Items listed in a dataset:
= = = = = = =

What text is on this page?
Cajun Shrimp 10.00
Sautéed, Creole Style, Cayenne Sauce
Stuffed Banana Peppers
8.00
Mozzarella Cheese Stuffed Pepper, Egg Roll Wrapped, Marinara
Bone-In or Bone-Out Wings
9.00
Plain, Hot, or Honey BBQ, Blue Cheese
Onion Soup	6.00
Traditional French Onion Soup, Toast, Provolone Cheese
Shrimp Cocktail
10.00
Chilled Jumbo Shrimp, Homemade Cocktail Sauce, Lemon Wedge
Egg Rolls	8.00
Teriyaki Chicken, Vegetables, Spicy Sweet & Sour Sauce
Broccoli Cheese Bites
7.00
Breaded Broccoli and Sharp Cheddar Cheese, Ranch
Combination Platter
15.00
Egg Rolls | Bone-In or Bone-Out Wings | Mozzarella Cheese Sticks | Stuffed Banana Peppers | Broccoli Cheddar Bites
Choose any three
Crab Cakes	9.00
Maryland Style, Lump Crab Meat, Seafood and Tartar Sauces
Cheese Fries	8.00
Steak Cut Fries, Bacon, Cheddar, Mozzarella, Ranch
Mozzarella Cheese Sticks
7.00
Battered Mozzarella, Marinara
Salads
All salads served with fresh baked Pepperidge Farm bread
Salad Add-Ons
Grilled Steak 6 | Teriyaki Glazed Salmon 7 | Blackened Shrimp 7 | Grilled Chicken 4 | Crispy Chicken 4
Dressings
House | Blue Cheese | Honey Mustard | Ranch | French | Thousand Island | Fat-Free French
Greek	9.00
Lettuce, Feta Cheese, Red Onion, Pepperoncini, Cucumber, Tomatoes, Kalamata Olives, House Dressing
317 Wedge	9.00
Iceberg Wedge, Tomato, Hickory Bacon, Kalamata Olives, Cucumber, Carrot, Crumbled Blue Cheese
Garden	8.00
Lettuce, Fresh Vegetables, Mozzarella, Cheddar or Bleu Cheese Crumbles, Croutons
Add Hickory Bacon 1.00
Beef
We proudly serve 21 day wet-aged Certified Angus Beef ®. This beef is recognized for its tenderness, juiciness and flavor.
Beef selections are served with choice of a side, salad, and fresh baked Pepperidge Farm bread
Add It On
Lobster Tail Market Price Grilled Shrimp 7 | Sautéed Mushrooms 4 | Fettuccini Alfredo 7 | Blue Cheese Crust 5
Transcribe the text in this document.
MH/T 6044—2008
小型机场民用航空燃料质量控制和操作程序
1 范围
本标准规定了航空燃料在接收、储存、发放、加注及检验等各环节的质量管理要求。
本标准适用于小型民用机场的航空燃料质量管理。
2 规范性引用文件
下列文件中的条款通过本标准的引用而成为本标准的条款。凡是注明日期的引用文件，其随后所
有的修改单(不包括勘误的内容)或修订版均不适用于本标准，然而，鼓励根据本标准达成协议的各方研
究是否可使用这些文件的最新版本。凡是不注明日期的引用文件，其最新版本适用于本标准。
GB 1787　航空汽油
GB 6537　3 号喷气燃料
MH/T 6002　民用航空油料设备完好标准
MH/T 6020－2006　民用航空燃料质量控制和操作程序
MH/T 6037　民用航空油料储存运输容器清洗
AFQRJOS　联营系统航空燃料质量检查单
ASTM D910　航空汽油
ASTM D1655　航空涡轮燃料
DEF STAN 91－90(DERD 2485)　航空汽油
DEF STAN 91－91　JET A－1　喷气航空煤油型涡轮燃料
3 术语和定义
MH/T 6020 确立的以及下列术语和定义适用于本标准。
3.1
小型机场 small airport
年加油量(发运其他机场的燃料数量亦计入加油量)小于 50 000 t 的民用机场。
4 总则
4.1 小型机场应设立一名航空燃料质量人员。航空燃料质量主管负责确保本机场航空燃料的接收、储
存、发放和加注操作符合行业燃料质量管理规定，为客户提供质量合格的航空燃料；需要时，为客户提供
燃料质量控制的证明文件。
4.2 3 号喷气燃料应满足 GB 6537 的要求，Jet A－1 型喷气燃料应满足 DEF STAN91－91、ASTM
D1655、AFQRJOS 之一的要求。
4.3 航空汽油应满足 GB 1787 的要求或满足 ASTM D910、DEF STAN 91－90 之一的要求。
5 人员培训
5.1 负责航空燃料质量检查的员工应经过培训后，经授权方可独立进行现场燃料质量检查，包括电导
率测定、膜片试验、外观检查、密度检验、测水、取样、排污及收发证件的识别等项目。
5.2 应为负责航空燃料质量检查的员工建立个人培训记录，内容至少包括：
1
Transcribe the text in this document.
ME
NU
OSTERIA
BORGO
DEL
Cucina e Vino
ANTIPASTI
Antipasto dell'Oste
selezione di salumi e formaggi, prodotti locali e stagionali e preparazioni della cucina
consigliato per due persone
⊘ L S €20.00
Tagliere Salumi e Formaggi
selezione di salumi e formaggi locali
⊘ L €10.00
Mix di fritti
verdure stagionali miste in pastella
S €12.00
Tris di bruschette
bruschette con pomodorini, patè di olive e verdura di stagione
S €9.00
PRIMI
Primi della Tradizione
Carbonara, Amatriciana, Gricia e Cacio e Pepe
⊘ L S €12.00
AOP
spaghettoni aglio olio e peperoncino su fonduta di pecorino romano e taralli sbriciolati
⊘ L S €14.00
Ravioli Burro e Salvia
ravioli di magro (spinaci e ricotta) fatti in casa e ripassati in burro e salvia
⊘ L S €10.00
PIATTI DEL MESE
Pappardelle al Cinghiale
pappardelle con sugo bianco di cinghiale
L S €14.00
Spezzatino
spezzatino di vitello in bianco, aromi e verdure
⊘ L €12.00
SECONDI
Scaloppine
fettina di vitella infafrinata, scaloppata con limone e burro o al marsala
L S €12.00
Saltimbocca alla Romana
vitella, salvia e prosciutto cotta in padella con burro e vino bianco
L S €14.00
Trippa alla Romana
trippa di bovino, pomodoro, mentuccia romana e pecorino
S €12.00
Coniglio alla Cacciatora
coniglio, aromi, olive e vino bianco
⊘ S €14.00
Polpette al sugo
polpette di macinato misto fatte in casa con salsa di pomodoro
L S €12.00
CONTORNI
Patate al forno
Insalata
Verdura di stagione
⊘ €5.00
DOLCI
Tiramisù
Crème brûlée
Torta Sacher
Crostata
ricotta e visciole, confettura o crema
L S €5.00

= = = = = = =

Copy every line from the records above that contains the word "Sticks".

Egg Rolls | Bone-In or Bone-Out Wings | Mozzarella Cheese Sticks | Stuffed Banana Peppers | Broccoli Cheddar Bites
Mozzarella Cheese Sticks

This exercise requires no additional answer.